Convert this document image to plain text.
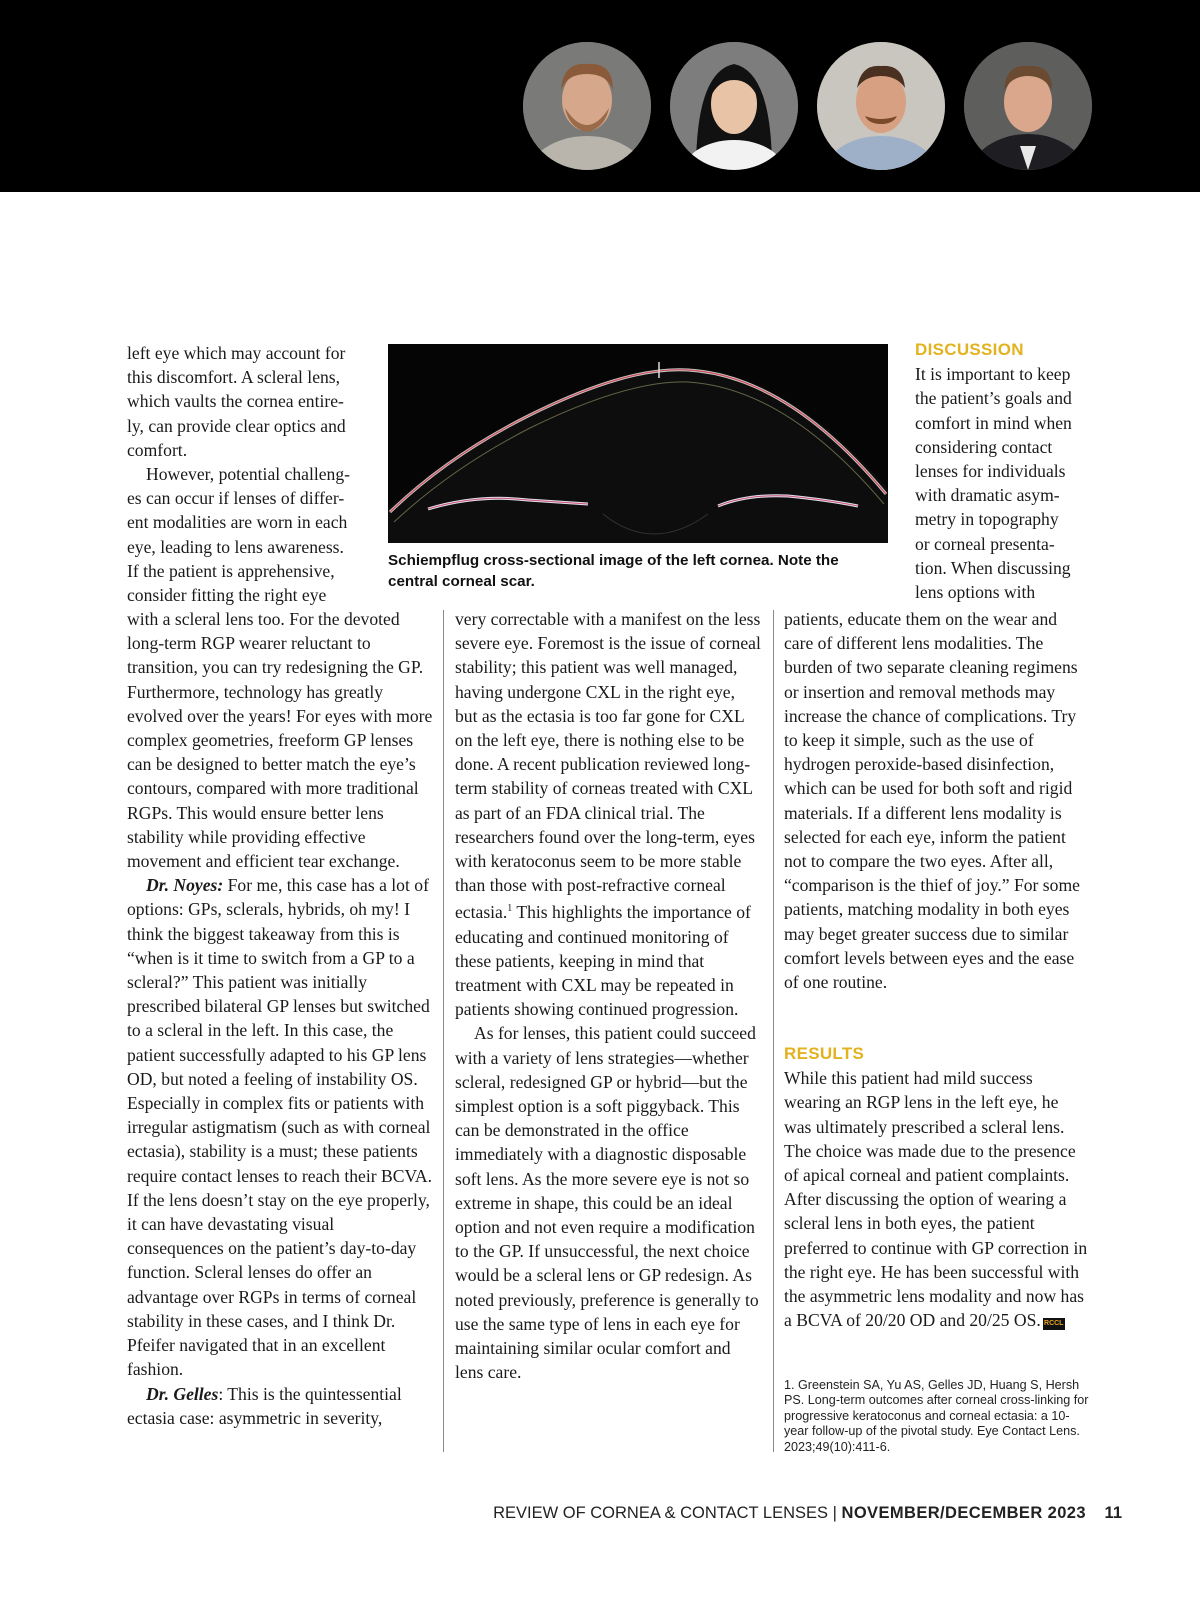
Schiempflug cross-sectional image of the left cornea. Note the central corneal scar.

left eye which may account for

this discomfort. A scleral lens,

which vaults the cornea entire-

ly, can provide clear optics and

comfort.

However, potential challeng-

es can occur if lenses of differ-

ent modalities are worn in each

eye, leading to lens awareness.

If the patient is apprehensive,

consider fitting the right eye

with a scleral lens too. For the devoted long-term RGP wearer reluctant to transition, you can try redesigning the GP. Furthermore, technology has greatly evolved over the years! For eyes with more complex geometries, freeform GP lenses can be designed to better match the eye’s contours, compared with more traditional RGPs. This would ensure better lens stability while providing effective movement and efficient tear exchange.

Dr. Noyes: For me, this case has a lot of options: GPs, sclerals, hybrids, oh my! I think the biggest takeaway from this is “when is it time to switch from a GP to a scleral?” This patient was initially prescribed bilateral GP lenses but switched to a scleral in the left. In this case, the patient successfully adapted to his GP lens OD, but noted a feeling of instability OS. Especially in complex fits or patients with irregular astigmatism (such as with corneal ectasia), stability is a must; these patients require contact lenses to reach their BCVA. If the lens doesn’t stay on the eye properly, it can have devastating visual consequences on the patient’s day-to-day function. Scleral lenses do offer an advantage over RGPs in terms of corneal stability in these cases, and I think Dr. Pfeifer navigated that in an excellent fashion.

Dr. Gelles: This is the quintessential ectasia case: asymmetric in severity,

very correctable with a manifest on the less severe eye. Foremost is the issue of corneal stability; this patient was well managed, having undergone CXL in the right eye, but as the ectasia is too far gone for CXL on the left eye, there is nothing else to be done. A recent publication reviewed long-term stability of corneas treated with CXL as part of an FDA clinical trial. The researchers found over the long-term, eyes with keratoconus seem to be more stable than those with post-refractive corneal ectasia.$^1$ This highlights the importance of educating and continued monitoring of these patients, keeping in mind that treatment with CXL may be repeated in patients showing continued progression.

As for lenses, this patient could succeed with a variety of lens strategies—whether scleral, redesigned GP or hybrid—but the simplest option is a soft piggyback. This can be demonstrated in the office immediately with a diagnostic disposable soft lens. As the more severe eye is not so extreme in shape, this could be an ideal option and not even require a modification to the GP. If unsuccessful, the next choice would be a scleral lens or GP redesign. As noted previously, preference is generally to use the same type of lens in each eye for maintaining similar ocular comfort and lens care.

DISCUSSION

It is important to keep

the patient’s goals and

comfort in mind when

considering contact

lenses for individuals

with dramatic asym-

metry in topography

or corneal presenta-

tion. When discussing

lens options with

patients, educate them on the wear and care of different lens modalities. The burden of two separate cleaning regimens or insertion and removal methods may increase the chance of complications. Try to keep it simple, such as the use of hydrogen peroxide-based disinfection, which can be used for both soft and rigid materials. If a different lens modality is selected for each eye, inform the patient not to compare the two eyes. After all, “comparison is the thief of joy.” For some patients, matching modality in both eyes may beget greater success due to similar comfort levels between eyes and the ease of one routine.

RESULTS

While this patient had mild success wearing an RGP lens in the left eye, he was ultimately prescribed a scleral lens. The choice was made due to the presence of apical corneal and patient complaints. After discussing the option of wearing a scleral lens in both eyes, the patient preferred to continue with GP correction in the right eye. He has been successful with the asymmetric lens modality and now has a BCVA of 20/20 OD and 20/25 OS. RCCL

1. Greenstein SA, Yu AS, Gelles JD, Huang S, Hersh PS. Long-term outcomes after corneal cross-linking for progressive keratoconus and corneal ectasia: a 10-year follow-up of the pivotal study. Eye Contact Lens. 2023;49(10):411-6.

REVIEW OF CORNEA & CONTACT LENSES | NOVEMBER/DECEMBER 2023 11
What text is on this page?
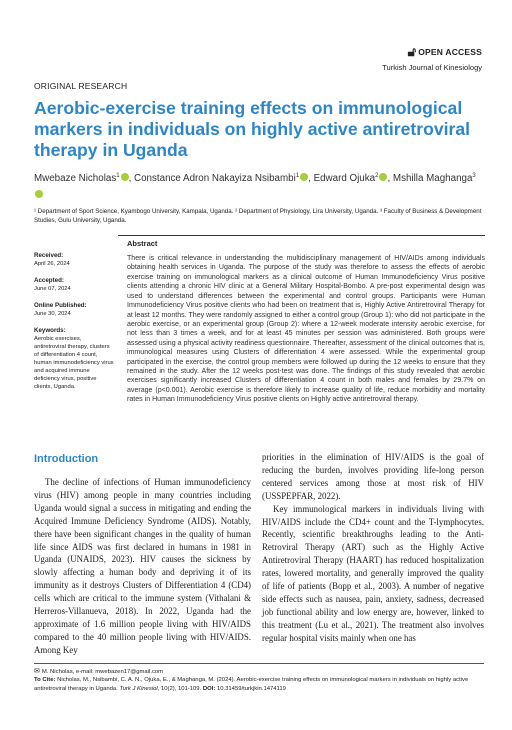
🔓︎ OPEN ACCESS
Turkish Journal of Kinesiology
ORIGINAL RESEARCH
Aerobic-exercise training effects on immunological markers in individuals on highly active antiretroviral therapy in Uganda
Mwebaze Nicholas$^1$ , Constance Adron Nakayiza Nsibambi$^1$ , Edward Ojuka$^2$ , Mshilla Maghanga$^3$
¹ Department of Sport Science, Kyambogo University, Kampala, Uganda. ² Department of Physiology, Lira University, Uganda. ³ Faculty of Business & Development Studies, Gulu University, Uganda.
Received:
April 26, 2024
Accepted:
June 07, 2024
Online Published:
June 30, 2024
Keywords:
Aerobic exercises, antiretroviral therapy, clusters of differentiation 4 count, human immunodeficiency virus and acquired immune deficiency virus, positive clients, Uganda.
Abstract
There is critical relevance in understanding the multidisciplinary management of HIV/AIDs among individuals obtaining health services in Uganda. The purpose of the study was therefore to assess the effects of aerobic exercise training on immunological markers as a clinical outcome of Human Immunodeficiency Virus positive clients attending a chronic HIV clinic at a General Military Hospital-Bombo. A pre-post experimental design was used to understand differences between the experimental and control groups. Participants were Human Immunodeficiency Virus positive clients who had been on treatment that is, Highly Active Antiretroviral Therapy for at least 12 months. They were randomly assigned to either a control group (Group 1): who did not participate in the aerobic exercise, or an experimental group (Group 2): where a 12-week moderate intensity aerobic exercise, for not less than 3 times a week, and for at least 45 minutes per session was administered. Both groups were assessed using a physical activity readiness questionnaire. Thereafter, assessment of the clinical outcomes that is, immunological measures using Clusters of differentiation 4 were assessed. While the experimental group participated in the exercise, the control group members were followed up during the 12 weeks to ensure that they remained in the study. After the 12 weeks post-test was done. The findings of this study revealed that aerobic exercises significantly increased Clusters of differentiation 4 count in both males and females by 29.7% on average (p<0.001). Aerobic exercise is therefore likely to increase quality of life, reduce morbidity and mortality rates in Human Immunodeficiency Virus positive clients on Highly active antiretroviral therapy.
Introduction

The decline of infections of Human immunodeficiency virus (HIV) among people in many countries including Uganda would signal a success in mitigating and ending the Acquired Immune Deficiency Syndrome (AIDS). Notably, there have been significant changes in the quality of human life since AIDS was first declared in humans in 1981 in Uganda (UNAIDS, 2023). HIV causes the sickness by slowly affecting a human body and depriving it of its immunity as it destroys Clusters of Differentiation 4 (CD4) cells which are critical to the immune system (Vithalani & Herreros-Villanueva, 2018). In 2022, Uganda had the approximate of 1.6 million people living with HIV/AIDS compared to the 40 million people living with HIV/AIDS. Among Key

priorities in the elimination of HIV/AIDS is the goal of reducing the burden, involves providing life-long person centered services among those at most risk of HIV (USSPEPFAR, 2022).

Key immunological markers in individuals living with HIV/AIDS include the CD4+ count and the T-lymphocytes. Recently, scientific breakthroughs leading to the Anti-Retroviral Therapy (ART) such as the Highly Active Antiretroviral Therapy (HAART) has reduced hospitalization rates, lowered mortality, and generally improved the quality of life of patients (Bopp et al., 2003). A number of negative side effects such as nausea, pain, anxiety, sadness, decreased job functional ability and low energy are, however, linked to this treatment (Lu et al., 2021). The treatment also involves regular hospital visits mainly when one has

✉︎ M. Nicholas, e-mail: mwebazen17@gmail.com
To Cite: Nicholas, M., Nsibambi, C. A. N., Ojuka, E., & Maghanga, M. (2024). Aerobic-exercise training effects on immunological markers in individuals on highly active antiretroviral therapy in Uganda. Turk J Kinesiol, 10(2), 101-109. DOI: 10.31459/turkjkin.1474119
::::::
Task description:
Your reply must reproduce all of the entries exactly and contain no pictures.

Task answer:
Convert this document image to plain text.
Schiempflug cross-sectional image of the left cornea. Note the central corneal scar.

left eye which may account for

this discomfort. A scleral lens,

which vaults the cornea entire-

ly, can provide clear optics and

comfort.

However, potential challeng-

es can occur if lenses of differ-

ent modalities are worn in each

eye, leading to lens awareness.

If the patient is apprehensive,

consider fitting the right eye

with a scleral lens too. For the devoted long-term RGP wearer reluctant to transition, you can try redesigning the GP. Furthermore, technology has greatly evolved over the years! For eyes with more complex geometries, freeform GP lenses can be designed to better match the eye’s contours, compared with more traditional RGPs. This would ensure better lens stability while providing effective movement and efficient tear exchange.

Dr. Noyes: For me, this case has a lot of options: GPs, sclerals, hybrids, oh my! I think the biggest takeaway from this is “when is it time to switch from a GP to a scleral?” This patient was initially prescribed bilateral GP lenses but switched to a scleral in the left. In this case, the patient successfully adapted to his GP lens OD, but noted a feeling of instability OS. Especially in complex fits or patients with irregular astigmatism (such as with corneal ectasia), stability is a must; these patients require contact lenses to reach their BCVA. If the lens doesn’t stay on the eye properly, it can have devastating visual consequences on the patient’s day-to-day function. Scleral lenses do offer an advantage over RGPs in terms of corneal stability in these cases, and I think Dr. Pfeifer navigated that in an excellent fashion.

Dr. Gelles: This is the quintessential ectasia case: asymmetric in severity,

very correctable with a manifest on the less severe eye. Foremost is the issue of corneal stability; this patient was well managed, having undergone CXL in the right eye, but as the ectasia is too far gone for CXL on the left eye, there is nothing else to be done. A recent publication reviewed long-term stability of corneas treated with CXL as part of an FDA clinical trial. The researchers found over the long-term, eyes with keratoconus seem to be more stable than those with post-refractive corneal ectasia.$^1$ This highlights the importance of educating and continued monitoring of these patients, keeping in mind that treatment with CXL may be repeated in patients showing continued progression.

As for lenses, this patient could succeed with a variety of lens strategies—whether scleral, redesigned GP or hybrid—but the simplest option is a soft piggyback. This can be demonstrated in the office immediately with a diagnostic disposable soft lens. As the more severe eye is not so extreme in shape, this could be an ideal option and not even require a modification to the GP. If unsuccessful, the next choice would be a scleral lens or GP redesign. As noted previously, preference is generally to use the same type of lens in each eye for maintaining similar ocular comfort and lens care.

DISCUSSION

It is important to keep

the patient’s goals and

comfort in mind when

considering contact

lenses for individuals

with dramatic asym-

metry in topography

or corneal presenta-

tion. When discussing

lens options with

patients, educate them on the wear and care of different lens modalities. The burden of two separate cleaning regimens or insertion and removal methods may increase the chance of complications. Try to keep it simple, such as the use of hydrogen peroxide-based disinfection, which can be used for both soft and rigid materials. If a different lens modality is selected for each eye, inform the patient not to compare the two eyes. After all, “comparison is the thief of joy.” For some patients, matching modality in both eyes may beget greater success due to similar comfort levels between eyes and the ease of one routine.

RESULTS

While this patient had mild success wearing an RGP lens in the left eye, he was ultimately prescribed a scleral lens. The choice was made due to the presence of apical corneal and patient complaints. After discussing the option of wearing a scleral lens in both eyes, the patient preferred to continue with GP correction in the right eye. He has been successful with the asymmetric lens modality and now has a BCVA of 20/20 OD and 20/25 OS. RCCL

1. Greenstein SA, Yu AS, Gelles JD, Huang S, Hersh PS. Long-term outcomes after corneal cross-linking for progressive keratoconus and corneal ectasia: a 10-year follow-up of the pivotal study. Eye Contact Lens. 2023;49(10):411-6.

REVIEW OF CORNEA & CONTACT LENSES | NOVEMBER/DECEMBER 2023 11
What text is on this page?
🔓︎ OPEN ACCESS
Turkish Journal of Kinesiology
ORIGINAL RESEARCH
Aerobic-exercise training effects on immunological markers in individuals on highly active antiretroviral therapy in Uganda
Mwebaze Nicholas$^1$ , Constance Adron Nakayiza Nsibambi$^1$ , Edward Ojuka$^2$ , Mshilla Maghanga$^3$
¹ Department of Sport Science, Kyambogo University, Kampala, Uganda. ² Department of Physiology, Lira University, Uganda. ³ Faculty of Business & Development Studies, Gulu University, Uganda.
Received:
April 26, 2024
Accepted:
June 07, 2024
Online Published:
June 30, 2024
Keywords:
Aerobic exercises, antiretroviral therapy, clusters of differentiation 4 count, human immunodeficiency virus and acquired immune deficiency virus, positive clients, Uganda.
Abstract
There is critical relevance in understanding the multidisciplinary management of HIV/AIDs among individuals obtaining health services in Uganda. The purpose of the study was therefore to assess the effects of aerobic exercise training on immunological markers as a clinical outcome of Human Immunodeficiency Virus positive clients attending a chronic HIV clinic at a General Military Hospital-Bombo. A pre-post experimental design was used to understand differences between the experimental and control groups. Participants were Human Immunodeficiency Virus positive clients who had been on treatment that is, Highly Active Antiretroviral Therapy for at least 12 months. They were randomly assigned to either a control group (Group 1): who did not participate in the aerobic exercise, or an experimental group (Group 2): where a 12-week moderate intensity aerobic exercise, for not less than 3 times a week, and for at least 45 minutes per session was administered. Both groups were assessed using a physical activity readiness questionnaire. Thereafter, assessment of the clinical outcomes that is, immunological measures using Clusters of differentiation 4 were assessed. While the experimental group participated in the exercise, the control group members were followed up during the 12 weeks to ensure that they remained in the study. After the 12 weeks post-test was done. The findings of this study revealed that aerobic exercises significantly increased Clusters of differentiation 4 count in both males and females by 29.7% on average (p<0.001). Aerobic exercise is therefore likely to increase quality of life, reduce morbidity and mortality rates in Human Immunodeficiency Virus positive clients on Highly active antiretroviral therapy.
Introduction

The decline of infections of Human immunodeficiency virus (HIV) among people in many countries including Uganda would signal a success in mitigating and ending the Acquired Immune Deficiency Syndrome (AIDS). Notably, there have been significant changes in the quality of human life since AIDS was first declared in humans in 1981 in Uganda (UNAIDS, 2023). HIV causes the sickness by slowly affecting a human body and depriving it of its immunity as it destroys Clusters of Differentiation 4 (CD4) cells which are critical to the immune system (Vithalani & Herreros-Villanueva, 2018). In 2022, Uganda had the approximate of 1.6 million people living with HIV/AIDS compared to the 40 million people living with HIV/AIDS. Among Key

priorities in the elimination of HIV/AIDS is the goal of reducing the burden, involves providing life-long person centered services among those at most risk of HIV (USSPEPFAR, 2022).

Key immunological markers in individuals living with HIV/AIDS include the CD4+ count and the T-lymphocytes. Recently, scientific breakthroughs leading to the Anti-Retroviral Therapy (ART) such as the Highly Active Antiretroviral Therapy (HAART) has reduced hospitalization rates, lowered mortality, and generally improved the quality of life of patients (Bopp et al., 2003). A number of negative side effects such as nausea, pain, anxiety, sadness, decreased job functional ability and low energy are, however, linked to this treatment (Lu et al., 2021). The treatment also involves regular hospital visits mainly when one has

✉︎ M. Nicholas, e-mail: mwebazen17@gmail.com
To Cite: Nicholas, M., Nsibambi, C. A. N., Ojuka, E., & Maghanga, M. (2024). Aerobic-exercise training effects on immunological markers in individuals on highly active antiretroviral therapy in Uganda. Turk J Kinesiol, 10(2), 101-109. DOI: 10.31459/turkjkin.1474119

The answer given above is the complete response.